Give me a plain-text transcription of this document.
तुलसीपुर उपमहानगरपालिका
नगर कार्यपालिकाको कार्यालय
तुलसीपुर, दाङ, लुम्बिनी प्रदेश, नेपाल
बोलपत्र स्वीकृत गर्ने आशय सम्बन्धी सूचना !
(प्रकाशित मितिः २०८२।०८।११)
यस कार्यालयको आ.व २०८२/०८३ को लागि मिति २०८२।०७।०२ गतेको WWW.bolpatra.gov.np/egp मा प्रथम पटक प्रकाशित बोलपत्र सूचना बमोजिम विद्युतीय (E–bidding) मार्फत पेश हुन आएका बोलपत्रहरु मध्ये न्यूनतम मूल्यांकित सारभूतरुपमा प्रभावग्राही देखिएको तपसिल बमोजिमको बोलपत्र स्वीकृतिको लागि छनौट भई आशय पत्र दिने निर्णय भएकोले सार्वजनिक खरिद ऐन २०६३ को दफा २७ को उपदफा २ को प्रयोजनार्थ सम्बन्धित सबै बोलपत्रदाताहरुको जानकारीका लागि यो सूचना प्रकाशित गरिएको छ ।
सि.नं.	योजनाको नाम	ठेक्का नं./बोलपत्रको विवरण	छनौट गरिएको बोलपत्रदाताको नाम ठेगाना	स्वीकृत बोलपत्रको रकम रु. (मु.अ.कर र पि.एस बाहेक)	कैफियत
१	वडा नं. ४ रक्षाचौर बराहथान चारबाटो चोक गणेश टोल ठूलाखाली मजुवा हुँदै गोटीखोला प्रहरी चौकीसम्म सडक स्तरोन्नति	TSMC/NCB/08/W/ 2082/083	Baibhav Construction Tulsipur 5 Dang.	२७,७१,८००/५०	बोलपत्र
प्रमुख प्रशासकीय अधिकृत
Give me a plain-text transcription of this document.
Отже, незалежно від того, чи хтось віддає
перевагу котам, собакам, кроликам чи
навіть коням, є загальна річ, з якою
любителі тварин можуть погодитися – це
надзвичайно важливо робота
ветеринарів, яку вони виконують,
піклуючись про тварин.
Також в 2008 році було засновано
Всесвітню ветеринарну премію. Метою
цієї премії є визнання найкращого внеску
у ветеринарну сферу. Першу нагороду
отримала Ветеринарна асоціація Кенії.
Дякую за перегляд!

Directive:
Using the data above, reproduce every line exactly.

Task answer:
Give me a plain-text transcription of this document.
तुलसीपुर उपमहानगरपालिका
नगर कार्यपालिकाको कार्यालय
तुलसीपुर, दाङ, लुम्बिनी प्रदेश, नेपाल
बोलपत्र स्वीकृत गर्ने आशय सम्बन्धी सूचना !
(प्रकाशित मितिः २०८२।०८।११)
यस कार्यालयको आ.व २०८२/०८३ को लागि मिति २०८२।०७।०२ गतेको WWW.bolpatra.gov.np/egp मा प्रथम पटक प्रकाशित बोलपत्र सूचना बमोजिम विद्युतीय (E–bidding) मार्फत पेश हुन आएका बोलपत्रहरु मध्ये न्यूनतम मूल्यांकित सारभूतरुपमा प्रभावग्राही देखिएको तपसिल बमोजिमको बोलपत्र स्वीकृतिको लागि छनौट भई आशय पत्र दिने निर्णय भएकोले सार्वजनिक खरिद ऐन २०६३ को दफा २७ को उपदफा २ को प्रयोजनार्थ सम्बन्धित सबै बोलपत्रदाताहरुको जानकारीका लागि यो सूचना प्रकाशित गरिएको छ ।
सि.नं.	योजनाको नाम	ठेक्का नं./बोलपत्रको विवरण	छनौट गरिएको बोलपत्रदाताको नाम ठेगाना	स्वीकृत बोलपत्रको रकम रु. (मु.अ.कर र पि.एस बाहेक)	कैफियत
१	वडा नं. ४ रक्षाचौर बराहथान चारबाटो चोक गणेश टोल ठूलाखाली मजुवा हुँदै गोटीखोला प्रहरी चौकीसम्म सडक स्तरोन्नति	TSMC/NCB/08/W/ 2082/083	Baibhav Construction Tulsipur 5 Dang.	२७,७१,८००/५०	बोलपत्र
प्रमुख प्रशासकीय अधिकृत
Give me a plain-text transcription of this document.
Отже, незалежно від того, чи хтось віддає
перевагу котам, собакам, кроликам чи
навіть коням, є загальна річ, з якою
любителі тварин можуть погодитися – це
надзвичайно важливо робота
ветеринарів, яку вони виконують,
піклуючись про тварин.
Також в 2008 році було засновано
Всесвітню ветеринарну премію. Метою
цієї премії є визнання найкращого внеску
у ветеринарну сферу. Першу нагороду
отримала Ветеринарна асоціація Кенії.
Дякую за перегляд!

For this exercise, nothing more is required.